### Exercise goal
The records below must be transcribed exactly. Do not include the pictures.

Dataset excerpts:
++++++

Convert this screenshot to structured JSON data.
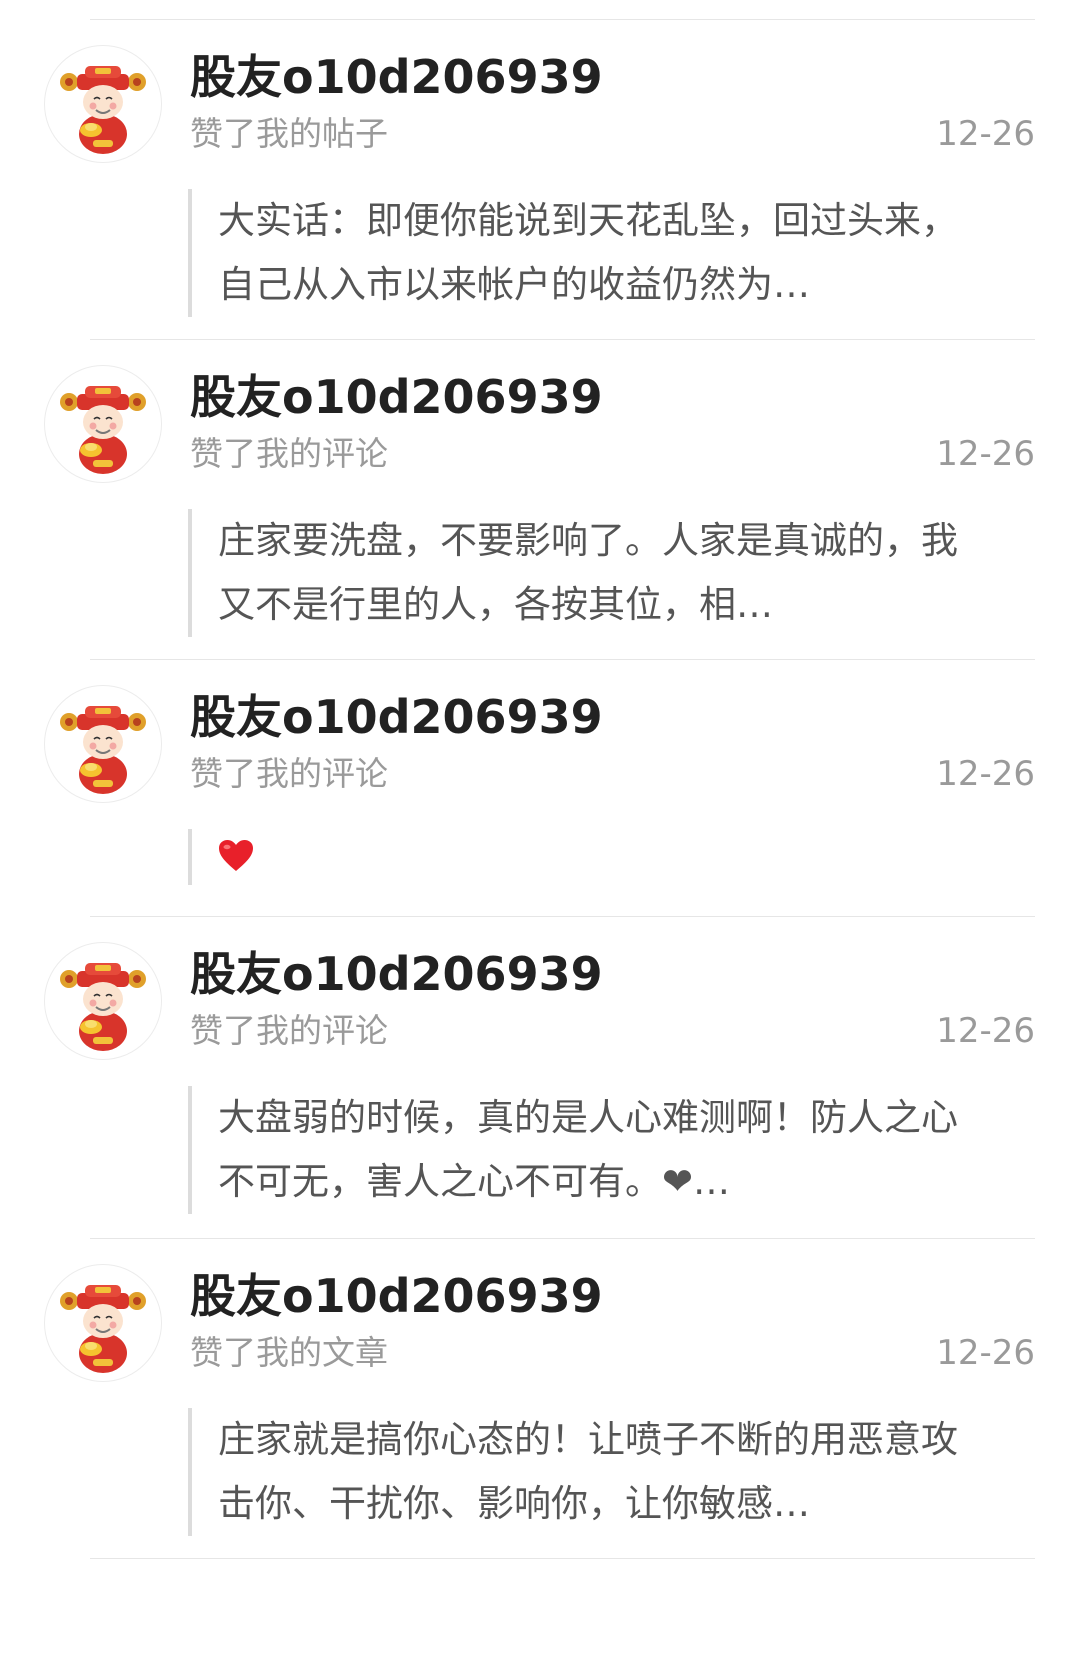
{
  "notifications": [
    {
      "username": "股友o10d206939",
      "action": "赞了我的帖子",
      "date": "12-26",
      "content": "大实话：即便你能说到天花乱坠，回过头来，自己从入市以来帐户的收益仍然为…",
      "avatar_icon": "god-of-wealth-avatar-icon"
    },
    {
      "username": "股友o10d206939",
      "action": "赞了我的评论",
      "date": "12-26",
      "content": "庄家要洗盘，不要影响了。人家是真诚的，我又不是行里的人，各按其位，相…",
      "avatar_icon": "god-of-wealth-avatar-icon"
    },
    {
      "username": "股友o10d206939",
      "action": "赞了我的评论",
      "date": "12-26",
      "content": "",
      "content_icon": "heart-emoji-icon",
      "avatar_icon": "god-of-wealth-avatar-icon"
    },
    {
      "username": "股友o10d206939",
      "action": "赞了我的评论",
      "date": "12-26",
      "content": "大盘弱的时候，真的是人心难测啊！防人之心不可无，害人之心不可有。❤…",
      "avatar_icon": "god-of-wealth-avatar-icon"
    },
    {
      "username": "股友o10d206939",
      "action": "赞了我的文章",
      "date": "12-26",
      "content": "庄家就是搞你心态的！让喷子不断的用恶意攻击你、干扰你、影响你，让你敏感…",
      "avatar_icon": "god-of-wealth-avatar-icon"
    }
  ],
  "colors": {
    "username": "#222222",
    "secondary_text": "#9a9a9a",
    "quote_text": "#555555",
    "quote_bar": "#dcdcdc",
    "divider": "#e6e6e6",
    "heart": "#e8202a"
  }
}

++++++

### Problem solution
Convert this screenshot to structured JSON data.
{
  "notifications": [
    {
      "username": "股友o10d206939",
      "action": "赞了我的帖子",
      "date": "12-26",
      "content": "大实话：即便你能说到天花乱坠，回过头来，自己从入市以来帐户的收益仍然为…",
      "avatar_icon": "god-of-wealth-avatar-icon"
    },
    {
      "username": "股友o10d206939",
      "action": "赞了我的评论",
      "date": "12-26",
      "content": "庄家要洗盘，不要影响了。人家是真诚的，我又不是行里的人，各按其位，相…",
      "avatar_icon": "god-of-wealth-avatar-icon"
    },
    {
      "username": "股友o10d206939",
      "action": "赞了我的评论",
      "date": "12-26",
      "content": "",
      "content_icon": "heart-emoji-icon",
      "avatar_icon": "god-of-wealth-avatar-icon"
    },
    {
      "username": "股友o10d206939",
      "action": "赞了我的评论",
      "date": "12-26",
      "content": "大盘弱的时候，真的是人心难测啊！防人之心不可无，害人之心不可有。❤…",
      "avatar_icon": "god-of-wealth-avatar-icon"
    },
    {
      "username": "股友o10d206939",
      "action": "赞了我的文章",
      "date": "12-26",
      "content": "庄家就是搞你心态的！让喷子不断的用恶意攻击你、干扰你、影响你，让你敏感…",
      "avatar_icon": "god-of-wealth-avatar-icon"
    }
  ],
  "colors": {
    "username": "#222222",
    "secondary_text": "#9a9a9a",
    "quote_text": "#555555",
    "quote_bar": "#dcdcdc",
    "divider": "#e6e6e6",
    "heart": "#e8202a"
  }
}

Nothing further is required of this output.